*YOUR INSTRUCTIONS*. Output the entries verbatim, including every line.

*Saved entries*.
==================================================

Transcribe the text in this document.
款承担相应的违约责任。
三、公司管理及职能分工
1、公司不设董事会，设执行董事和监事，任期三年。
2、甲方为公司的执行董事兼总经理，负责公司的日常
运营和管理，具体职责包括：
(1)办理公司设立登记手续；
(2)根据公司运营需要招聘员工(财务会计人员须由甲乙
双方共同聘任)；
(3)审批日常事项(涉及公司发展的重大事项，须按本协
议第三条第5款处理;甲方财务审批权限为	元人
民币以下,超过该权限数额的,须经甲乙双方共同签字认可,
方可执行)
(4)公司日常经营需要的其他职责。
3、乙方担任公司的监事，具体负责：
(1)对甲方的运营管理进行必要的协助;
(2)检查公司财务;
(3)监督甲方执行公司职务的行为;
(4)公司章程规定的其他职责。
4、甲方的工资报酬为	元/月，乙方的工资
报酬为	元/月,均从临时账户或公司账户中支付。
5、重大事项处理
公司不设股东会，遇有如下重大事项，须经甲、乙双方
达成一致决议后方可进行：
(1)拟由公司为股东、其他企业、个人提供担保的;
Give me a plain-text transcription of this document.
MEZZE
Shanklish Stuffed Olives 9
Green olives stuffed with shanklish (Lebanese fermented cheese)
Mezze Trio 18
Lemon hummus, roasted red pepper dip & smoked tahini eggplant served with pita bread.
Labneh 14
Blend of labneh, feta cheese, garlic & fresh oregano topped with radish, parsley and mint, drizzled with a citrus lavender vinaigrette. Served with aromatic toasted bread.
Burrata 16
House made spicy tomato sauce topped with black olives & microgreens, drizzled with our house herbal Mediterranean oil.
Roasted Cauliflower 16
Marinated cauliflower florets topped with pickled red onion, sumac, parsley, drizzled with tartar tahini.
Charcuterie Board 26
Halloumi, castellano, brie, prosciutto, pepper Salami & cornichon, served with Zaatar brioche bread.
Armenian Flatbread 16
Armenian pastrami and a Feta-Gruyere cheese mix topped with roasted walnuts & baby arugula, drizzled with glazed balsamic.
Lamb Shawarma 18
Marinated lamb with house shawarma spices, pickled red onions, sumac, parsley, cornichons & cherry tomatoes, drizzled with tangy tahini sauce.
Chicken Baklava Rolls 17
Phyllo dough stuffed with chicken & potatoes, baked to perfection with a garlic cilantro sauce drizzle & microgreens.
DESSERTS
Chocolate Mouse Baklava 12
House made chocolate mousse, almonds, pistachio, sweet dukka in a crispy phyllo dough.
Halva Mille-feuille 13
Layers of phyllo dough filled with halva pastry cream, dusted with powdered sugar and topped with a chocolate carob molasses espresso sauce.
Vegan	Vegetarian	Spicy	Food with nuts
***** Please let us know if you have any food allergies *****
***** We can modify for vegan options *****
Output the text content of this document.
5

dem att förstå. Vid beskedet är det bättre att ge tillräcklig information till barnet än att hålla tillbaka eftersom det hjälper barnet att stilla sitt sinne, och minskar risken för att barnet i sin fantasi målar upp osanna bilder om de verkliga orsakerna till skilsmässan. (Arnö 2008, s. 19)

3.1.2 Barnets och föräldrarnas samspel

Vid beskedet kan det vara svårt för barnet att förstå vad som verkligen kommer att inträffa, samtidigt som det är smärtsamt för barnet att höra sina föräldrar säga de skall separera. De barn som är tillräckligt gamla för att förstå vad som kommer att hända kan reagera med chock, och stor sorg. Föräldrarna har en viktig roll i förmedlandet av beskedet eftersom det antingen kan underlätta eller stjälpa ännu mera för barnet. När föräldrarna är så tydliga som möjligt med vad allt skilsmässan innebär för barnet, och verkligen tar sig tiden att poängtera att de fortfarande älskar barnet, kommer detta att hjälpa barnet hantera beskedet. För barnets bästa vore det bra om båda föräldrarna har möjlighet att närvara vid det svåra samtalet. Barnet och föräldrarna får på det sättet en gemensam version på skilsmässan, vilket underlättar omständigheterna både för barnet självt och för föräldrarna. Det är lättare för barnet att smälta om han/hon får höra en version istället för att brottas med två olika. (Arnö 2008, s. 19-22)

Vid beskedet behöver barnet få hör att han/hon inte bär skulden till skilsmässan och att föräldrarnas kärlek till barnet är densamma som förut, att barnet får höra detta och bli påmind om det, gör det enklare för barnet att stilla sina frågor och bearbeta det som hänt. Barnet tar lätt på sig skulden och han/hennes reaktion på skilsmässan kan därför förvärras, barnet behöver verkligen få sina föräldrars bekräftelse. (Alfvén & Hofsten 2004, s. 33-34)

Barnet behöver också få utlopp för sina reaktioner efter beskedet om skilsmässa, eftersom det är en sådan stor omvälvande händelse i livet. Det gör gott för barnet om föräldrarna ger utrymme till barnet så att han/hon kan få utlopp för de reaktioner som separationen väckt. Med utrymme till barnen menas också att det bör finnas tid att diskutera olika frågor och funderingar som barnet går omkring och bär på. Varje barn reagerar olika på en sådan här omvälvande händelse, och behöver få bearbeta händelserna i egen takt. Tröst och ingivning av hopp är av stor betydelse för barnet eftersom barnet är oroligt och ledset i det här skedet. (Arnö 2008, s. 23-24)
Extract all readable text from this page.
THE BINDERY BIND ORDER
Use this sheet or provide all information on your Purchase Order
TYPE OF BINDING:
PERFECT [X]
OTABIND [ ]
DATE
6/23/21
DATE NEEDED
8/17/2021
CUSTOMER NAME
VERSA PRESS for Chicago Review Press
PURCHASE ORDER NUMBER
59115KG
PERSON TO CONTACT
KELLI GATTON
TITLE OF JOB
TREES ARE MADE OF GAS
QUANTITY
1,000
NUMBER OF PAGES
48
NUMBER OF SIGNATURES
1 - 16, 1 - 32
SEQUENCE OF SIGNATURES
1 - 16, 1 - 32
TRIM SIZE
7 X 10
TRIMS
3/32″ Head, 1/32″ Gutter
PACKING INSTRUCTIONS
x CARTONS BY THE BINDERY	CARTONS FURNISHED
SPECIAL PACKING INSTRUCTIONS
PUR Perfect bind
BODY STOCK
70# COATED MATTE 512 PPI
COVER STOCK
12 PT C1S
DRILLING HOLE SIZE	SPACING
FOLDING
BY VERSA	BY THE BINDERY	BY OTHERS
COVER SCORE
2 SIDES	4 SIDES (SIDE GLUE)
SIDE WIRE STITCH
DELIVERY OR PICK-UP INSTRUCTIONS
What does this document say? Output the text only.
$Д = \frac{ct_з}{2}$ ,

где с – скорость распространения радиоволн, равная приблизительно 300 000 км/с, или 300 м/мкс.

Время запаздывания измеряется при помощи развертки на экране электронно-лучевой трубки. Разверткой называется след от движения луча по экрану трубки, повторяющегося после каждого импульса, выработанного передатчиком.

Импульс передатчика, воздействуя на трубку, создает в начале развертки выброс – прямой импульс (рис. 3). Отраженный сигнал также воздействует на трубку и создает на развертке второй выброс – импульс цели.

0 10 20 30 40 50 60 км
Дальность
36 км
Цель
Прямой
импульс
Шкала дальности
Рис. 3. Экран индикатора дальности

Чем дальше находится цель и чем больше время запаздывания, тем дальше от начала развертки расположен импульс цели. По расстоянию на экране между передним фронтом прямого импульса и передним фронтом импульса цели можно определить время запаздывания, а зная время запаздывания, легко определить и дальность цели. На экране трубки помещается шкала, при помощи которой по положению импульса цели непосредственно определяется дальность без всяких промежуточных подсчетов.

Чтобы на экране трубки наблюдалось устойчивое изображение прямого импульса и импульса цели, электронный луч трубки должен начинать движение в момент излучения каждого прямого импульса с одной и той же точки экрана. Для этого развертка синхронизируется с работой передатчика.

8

==================================================

*REPLY*.
Transcribe the text in this document.
款承担相应的违约责任。
三、公司管理及职能分工
1、公司不设董事会，设执行董事和监事，任期三年。
2、甲方为公司的执行董事兼总经理，负责公司的日常
运营和管理，具体职责包括：
(1)办理公司设立登记手续；
(2)根据公司运营需要招聘员工(财务会计人员须由甲乙
双方共同聘任)；
(3)审批日常事项(涉及公司发展的重大事项，须按本协
议第三条第5款处理;甲方财务审批权限为	元人
民币以下,超过该权限数额的,须经甲乙双方共同签字认可,
方可执行)
(4)公司日常经营需要的其他职责。
3、乙方担任公司的监事，具体负责：
(1)对甲方的运营管理进行必要的协助;
(2)检查公司财务;
(3)监督甲方执行公司职务的行为;
(4)公司章程规定的其他职责。
4、甲方的工资报酬为	元/月，乙方的工资
报酬为	元/月,均从临时账户或公司账户中支付。
5、重大事项处理
公司不设股东会，遇有如下重大事项，须经甲、乙双方
达成一致决议后方可进行：
(1)拟由公司为股东、其他企业、个人提供担保的;
Give me a plain-text transcription of this document.
MEZZE
Shanklish Stuffed Olives 9
Green olives stuffed with shanklish (Lebanese fermented cheese)
Mezze Trio 18
Lemon hummus, roasted red pepper dip & smoked tahini eggplant served with pita bread.
Labneh 14
Blend of labneh, feta cheese, garlic & fresh oregano topped with radish, parsley and mint, drizzled with a citrus lavender vinaigrette. Served with aromatic toasted bread.
Burrata 16
House made spicy tomato sauce topped with black olives & microgreens, drizzled with our house herbal Mediterranean oil.
Roasted Cauliflower 16
Marinated cauliflower florets topped with pickled red onion, sumac, parsley, drizzled with tartar tahini.
Charcuterie Board 26
Halloumi, castellano, brie, prosciutto, pepper Salami & cornichon, served with Zaatar brioche bread.
Armenian Flatbread 16
Armenian pastrami and a Feta-Gruyere cheese mix topped with roasted walnuts & baby arugula, drizzled with glazed balsamic.
Lamb Shawarma 18
Marinated lamb with house shawarma spices, pickled red onions, sumac, parsley, cornichons & cherry tomatoes, drizzled with tangy tahini sauce.
Chicken Baklava Rolls 17
Phyllo dough stuffed with chicken & potatoes, baked to perfection with a garlic cilantro sauce drizzle & microgreens.
DESSERTS
Chocolate Mouse Baklava 12
House made chocolate mousse, almonds, pistachio, sweet dukka in a crispy phyllo dough.
Halva Mille-feuille 13
Layers of phyllo dough filled with halva pastry cream, dusted with powdered sugar and topped with a chocolate carob molasses espresso sauce.
Vegan	Vegetarian	Spicy	Food with nuts
***** Please let us know if you have any food allergies *****
***** We can modify for vegan options *****
Output the text content of this document.
5

dem att förstå. Vid beskedet är det bättre att ge tillräcklig information till barnet än att hålla tillbaka eftersom det hjälper barnet att stilla sitt sinne, och minskar risken för att barnet i sin fantasi målar upp osanna bilder om de verkliga orsakerna till skilsmässan. (Arnö 2008, s. 19)

3.1.2 Barnets och föräldrarnas samspel

Vid beskedet kan det vara svårt för barnet att förstå vad som verkligen kommer att inträffa, samtidigt som det är smärtsamt för barnet att höra sina föräldrar säga de skall separera. De barn som är tillräckligt gamla för att förstå vad som kommer att hända kan reagera med chock, och stor sorg. Föräldrarna har en viktig roll i förmedlandet av beskedet eftersom det antingen kan underlätta eller stjälpa ännu mera för barnet. När föräldrarna är så tydliga som möjligt med vad allt skilsmässan innebär för barnet, och verkligen tar sig tiden att poängtera att de fortfarande älskar barnet, kommer detta att hjälpa barnet hantera beskedet. För barnets bästa vore det bra om båda föräldrarna har möjlighet att närvara vid det svåra samtalet. Barnet och föräldrarna får på det sättet en gemensam version på skilsmässan, vilket underlättar omständigheterna både för barnet självt och för föräldrarna. Det är lättare för barnet att smälta om han/hon får höra en version istället för att brottas med två olika. (Arnö 2008, s. 19-22)

Vid beskedet behöver barnet få hör att han/hon inte bär skulden till skilsmässan och att föräldrarnas kärlek till barnet är densamma som förut, att barnet får höra detta och bli påmind om det, gör det enklare för barnet att stilla sina frågor och bearbeta det som hänt. Barnet tar lätt på sig skulden och han/hennes reaktion på skilsmässan kan därför förvärras, barnet behöver verkligen få sina föräldrars bekräftelse. (Alfvén & Hofsten 2004, s. 33-34)

Barnet behöver också få utlopp för sina reaktioner efter beskedet om skilsmässa, eftersom det är en sådan stor omvälvande händelse i livet. Det gör gott för barnet om föräldrarna ger utrymme till barnet så att han/hon kan få utlopp för de reaktioner som separationen väckt. Med utrymme till barnen menas också att det bör finnas tid att diskutera olika frågor och funderingar som barnet går omkring och bär på. Varje barn reagerar olika på en sådan här omvälvande händelse, och behöver få bearbeta händelserna i egen takt. Tröst och ingivning av hopp är av stor betydelse för barnet eftersom barnet är oroligt och ledset i det här skedet. (Arnö 2008, s. 23-24)
Extract all readable text from this page.
THE BINDERY BIND ORDER
Use this sheet or provide all information on your Purchase Order
TYPE OF BINDING:
PERFECT [X]
OTABIND [ ]
DATE
6/23/21
DATE NEEDED
8/17/2021
CUSTOMER NAME
VERSA PRESS for Chicago Review Press
PURCHASE ORDER NUMBER
59115KG
PERSON TO CONTACT
KELLI GATTON
TITLE OF JOB
TREES ARE MADE OF GAS
QUANTITY
1,000
NUMBER OF PAGES
48
NUMBER OF SIGNATURES
1 - 16, 1 - 32
SEQUENCE OF SIGNATURES
1 - 16, 1 - 32
TRIM SIZE
7 X 10
TRIMS
3/32″ Head, 1/32″ Gutter
PACKING INSTRUCTIONS
x CARTONS BY THE BINDERY	CARTONS FURNISHED
SPECIAL PACKING INSTRUCTIONS
PUR Perfect bind
BODY STOCK
70# COATED MATTE 512 PPI
COVER STOCK
12 PT C1S
DRILLING HOLE SIZE	SPACING
FOLDING
BY VERSA	BY THE BINDERY	BY OTHERS
COVER SCORE
2 SIDES	4 SIDES (SIDE GLUE)
SIDE WIRE STITCH
DELIVERY OR PICK-UP INSTRUCTIONS
What does this document say? Output the text only.
$Д = \frac{ct_з}{2}$ ,

где с – скорость распространения радиоволн, равная приблизительно 300 000 км/с, или 300 м/мкс.

Время запаздывания измеряется при помощи развертки на экране электронно-лучевой трубки. Разверткой называется след от движения луча по экрану трубки, повторяющегося после каждого импульса, выработанного передатчиком.

Импульс передатчика, воздействуя на трубку, создает в начале развертки выброс – прямой импульс (рис. 3). Отраженный сигнал также воздействует на трубку и создает на развертке второй выброс – импульс цели.

0 10 20 30 40 50 60 км
Дальность
36 км
Цель
Прямой
импульс
Шкала дальности
Рис. 3. Экран индикатора дальности

Чем дальше находится цель и чем больше время запаздывания, тем дальше от начала развертки расположен импульс цели. По расстоянию на экране между передним фронтом прямого импульса и передним фронтом импульса цели можно определить время запаздывания, а зная время запаздывания, легко определить и дальность цели. На экране трубки помещается шкала, при помощи которой по положению импульса цели непосредственно определяется дальность без всяких промежуточных подсчетов.

Чтобы на экране трубки наблюдалось устойчивое изображение прямого импульса и импульса цели, электронный луч трубки должен начинать движение в момент излучения каждого прямого импульса с одной и той же точки экрана. Для этого развертка синхронизируется с работой передатчика.

8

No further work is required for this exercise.